**EXERCISE BRIEF**
Look for the string "SAUCE" in every line, and copy each line that has it.

________________________

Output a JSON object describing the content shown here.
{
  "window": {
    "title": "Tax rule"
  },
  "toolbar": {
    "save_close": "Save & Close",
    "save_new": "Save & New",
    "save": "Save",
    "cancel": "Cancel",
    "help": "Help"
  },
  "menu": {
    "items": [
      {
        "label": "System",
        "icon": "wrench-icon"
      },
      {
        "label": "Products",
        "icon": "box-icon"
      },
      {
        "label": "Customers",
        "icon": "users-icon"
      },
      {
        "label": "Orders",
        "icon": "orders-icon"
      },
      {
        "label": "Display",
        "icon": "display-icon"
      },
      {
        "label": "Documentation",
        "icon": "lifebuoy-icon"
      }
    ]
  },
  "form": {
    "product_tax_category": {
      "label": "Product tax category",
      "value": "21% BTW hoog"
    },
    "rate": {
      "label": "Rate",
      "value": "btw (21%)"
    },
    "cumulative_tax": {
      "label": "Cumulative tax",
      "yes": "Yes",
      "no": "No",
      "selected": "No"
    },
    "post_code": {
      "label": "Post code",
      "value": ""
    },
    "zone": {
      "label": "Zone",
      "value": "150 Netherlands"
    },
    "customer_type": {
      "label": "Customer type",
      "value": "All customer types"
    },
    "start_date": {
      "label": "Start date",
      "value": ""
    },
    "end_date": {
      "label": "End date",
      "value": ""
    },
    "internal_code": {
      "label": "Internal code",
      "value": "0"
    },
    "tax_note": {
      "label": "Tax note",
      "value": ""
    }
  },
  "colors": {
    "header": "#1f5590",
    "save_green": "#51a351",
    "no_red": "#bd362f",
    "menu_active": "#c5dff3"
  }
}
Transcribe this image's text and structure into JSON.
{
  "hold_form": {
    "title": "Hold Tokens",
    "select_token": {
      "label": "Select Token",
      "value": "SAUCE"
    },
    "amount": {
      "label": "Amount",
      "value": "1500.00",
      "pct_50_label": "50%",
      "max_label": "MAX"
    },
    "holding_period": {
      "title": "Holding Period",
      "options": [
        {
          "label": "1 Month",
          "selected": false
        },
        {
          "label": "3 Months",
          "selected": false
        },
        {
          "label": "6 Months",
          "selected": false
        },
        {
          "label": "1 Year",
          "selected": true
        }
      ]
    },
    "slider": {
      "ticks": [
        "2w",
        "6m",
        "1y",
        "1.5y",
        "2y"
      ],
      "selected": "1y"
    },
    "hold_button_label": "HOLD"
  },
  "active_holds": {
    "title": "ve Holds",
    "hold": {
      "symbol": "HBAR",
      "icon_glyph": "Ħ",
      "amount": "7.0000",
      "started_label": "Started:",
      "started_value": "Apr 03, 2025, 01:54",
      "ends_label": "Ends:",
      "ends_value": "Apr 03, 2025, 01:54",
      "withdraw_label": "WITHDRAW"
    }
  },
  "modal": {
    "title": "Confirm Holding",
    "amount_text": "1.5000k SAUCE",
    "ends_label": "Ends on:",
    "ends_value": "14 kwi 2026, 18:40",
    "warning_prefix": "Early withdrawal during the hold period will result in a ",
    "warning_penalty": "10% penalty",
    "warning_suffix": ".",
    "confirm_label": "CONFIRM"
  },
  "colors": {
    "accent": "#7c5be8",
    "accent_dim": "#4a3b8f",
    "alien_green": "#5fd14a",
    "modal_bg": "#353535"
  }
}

________________________

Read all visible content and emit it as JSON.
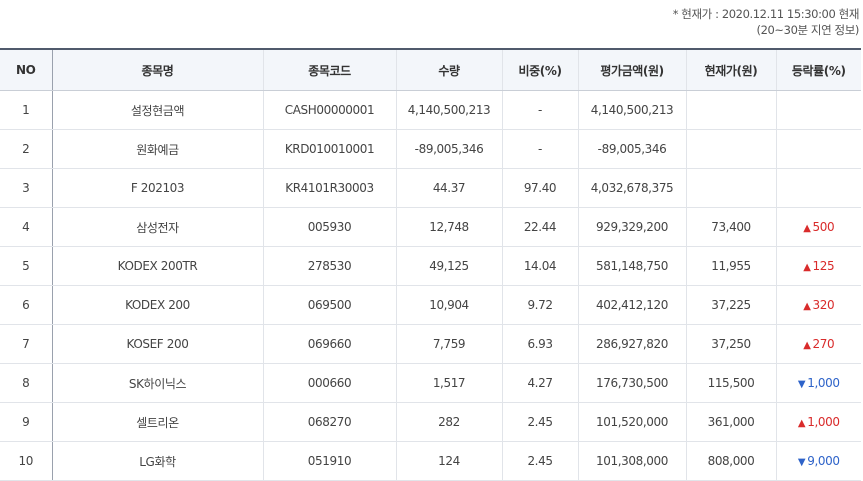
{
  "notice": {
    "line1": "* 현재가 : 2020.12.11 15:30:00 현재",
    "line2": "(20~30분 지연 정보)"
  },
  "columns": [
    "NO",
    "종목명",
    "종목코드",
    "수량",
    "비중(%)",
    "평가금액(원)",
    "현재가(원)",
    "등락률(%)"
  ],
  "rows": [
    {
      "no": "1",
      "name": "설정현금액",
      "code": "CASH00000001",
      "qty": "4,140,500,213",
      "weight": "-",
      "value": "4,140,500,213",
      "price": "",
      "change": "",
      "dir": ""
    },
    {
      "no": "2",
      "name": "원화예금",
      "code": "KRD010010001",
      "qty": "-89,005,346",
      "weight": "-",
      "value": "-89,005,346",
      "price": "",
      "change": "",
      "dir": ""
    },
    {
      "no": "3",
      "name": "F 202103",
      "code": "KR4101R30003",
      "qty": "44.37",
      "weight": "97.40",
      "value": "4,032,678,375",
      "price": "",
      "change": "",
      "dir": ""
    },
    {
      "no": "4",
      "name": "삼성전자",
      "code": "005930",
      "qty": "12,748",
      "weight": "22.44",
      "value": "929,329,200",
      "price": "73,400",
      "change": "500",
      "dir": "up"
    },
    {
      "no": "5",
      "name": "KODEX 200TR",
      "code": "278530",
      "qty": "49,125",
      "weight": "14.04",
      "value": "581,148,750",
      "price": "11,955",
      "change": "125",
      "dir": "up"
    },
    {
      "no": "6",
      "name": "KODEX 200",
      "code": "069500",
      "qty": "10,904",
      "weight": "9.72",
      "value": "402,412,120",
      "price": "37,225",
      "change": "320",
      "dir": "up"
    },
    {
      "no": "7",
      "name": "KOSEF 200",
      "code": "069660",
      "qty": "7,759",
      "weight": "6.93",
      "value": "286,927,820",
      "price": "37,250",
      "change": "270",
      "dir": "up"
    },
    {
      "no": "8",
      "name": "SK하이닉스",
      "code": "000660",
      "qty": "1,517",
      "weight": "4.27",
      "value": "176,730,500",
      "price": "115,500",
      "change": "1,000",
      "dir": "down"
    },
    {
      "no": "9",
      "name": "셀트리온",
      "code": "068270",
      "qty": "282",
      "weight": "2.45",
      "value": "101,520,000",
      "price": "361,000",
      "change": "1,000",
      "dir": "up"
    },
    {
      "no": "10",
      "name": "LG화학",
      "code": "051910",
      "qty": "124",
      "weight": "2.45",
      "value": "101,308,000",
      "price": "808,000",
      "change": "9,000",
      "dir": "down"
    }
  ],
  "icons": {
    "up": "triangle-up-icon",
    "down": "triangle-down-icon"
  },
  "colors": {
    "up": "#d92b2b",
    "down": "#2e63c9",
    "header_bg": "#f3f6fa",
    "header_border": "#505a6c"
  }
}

________________________

**FULL ANSWER**
      "value": "SAUCE"
    "amount_text": "1.5000k SAUCE",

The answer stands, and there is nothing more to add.